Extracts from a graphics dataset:
- - - - - - -
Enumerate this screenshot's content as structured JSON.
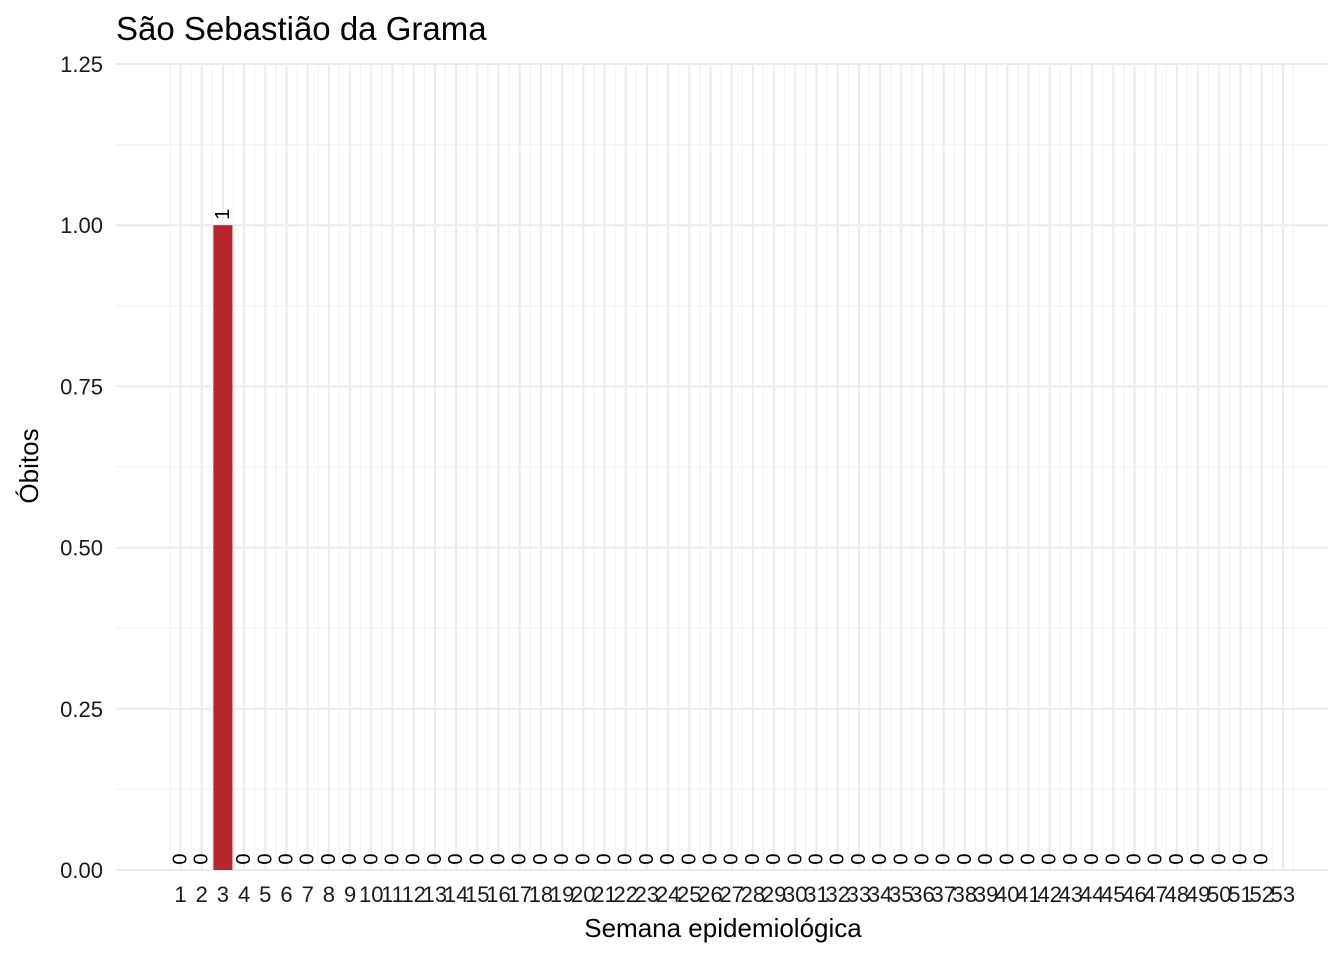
{
  "chart_data": {
    "type": "bar",
    "title": "São Sebastião da Grama",
    "xlabel": "Semana epidemiológica",
    "ylabel": "Óbitos",
    "categories": [
      "1",
      "2",
      "3",
      "4",
      "5",
      "6",
      "7",
      "8",
      "9",
      "10",
      "11",
      "12",
      "13",
      "14",
      "15",
      "16",
      "17",
      "18",
      "19",
      "20",
      "21",
      "22",
      "23",
      "24",
      "25",
      "26",
      "27",
      "28",
      "29",
      "30",
      "31",
      "32",
      "33",
      "34",
      "35",
      "36",
      "37",
      "38",
      "39",
      "40",
      "41",
      "42",
      "43",
      "44",
      "45",
      "46",
      "47",
      "48",
      "49",
      "50",
      "51",
      "52",
      "53"
    ],
    "values": [
      0,
      0,
      1,
      0,
      0,
      0,
      0,
      0,
      0,
      0,
      0,
      0,
      0,
      0,
      0,
      0,
      0,
      0,
      0,
      0,
      0,
      0,
      0,
      0,
      0,
      0,
      0,
      0,
      0,
      0,
      0,
      0,
      0,
      0,
      0,
      0,
      0,
      0,
      0,
      0,
      0,
      0,
      0,
      0,
      0,
      0,
      0,
      0,
      0,
      0,
      0,
      0,
      null
    ],
    "ylim": [
      0,
      1.25
    ],
    "yticks": [
      "0.00",
      "0.25",
      "0.50",
      "0.75",
      "1.00",
      "1.25"
    ],
    "grid": true,
    "bar_color": "#b8252e"
  }
}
- - - - - - -
▶ _Given exercise_: Transcribe all of the records above character for character. Exclude the pictures.

▶ _Written reply_:
Enumerate this screenshot's content as structured JSON.
{
  "chart_data": {
    "type": "bar",
    "title": "São Sebastião da Grama",
    "xlabel": "Semana epidemiológica",
    "ylabel": "Óbitos",
    "categories": [
      "1",
      "2",
      "3",
      "4",
      "5",
      "6",
      "7",
      "8",
      "9",
      "10",
      "11",
      "12",
      "13",
      "14",
      "15",
      "16",
      "17",
      "18",
      "19",
      "20",
      "21",
      "22",
      "23",
      "24",
      "25",
      "26",
      "27",
      "28",
      "29",
      "30",
      "31",
      "32",
      "33",
      "34",
      "35",
      "36",
      "37",
      "38",
      "39",
      "40",
      "41",
      "42",
      "43",
      "44",
      "45",
      "46",
      "47",
      "48",
      "49",
      "50",
      "51",
      "52",
      "53"
    ],
    "values": [
      0,
      0,
      1,
      0,
      0,
      0,
      0,
      0,
      0,
      0,
      0,
      0,
      0,
      0,
      0,
      0,
      0,
      0,
      0,
      0,
      0,
      0,
      0,
      0,
      0,
      0,
      0,
      0,
      0,
      0,
      0,
      0,
      0,
      0,
      0,
      0,
      0,
      0,
      0,
      0,
      0,
      0,
      0,
      0,
      0,
      0,
      0,
      0,
      0,
      0,
      0,
      0,
      null
    ],
    "ylim": [
      0,
      1.25
    ],
    "yticks": [
      "0.00",
      "0.25",
      "0.50",
      "0.75",
      "1.00",
      "1.25"
    ],
    "grid": true,
    "bar_color": "#b8252e"
  }
}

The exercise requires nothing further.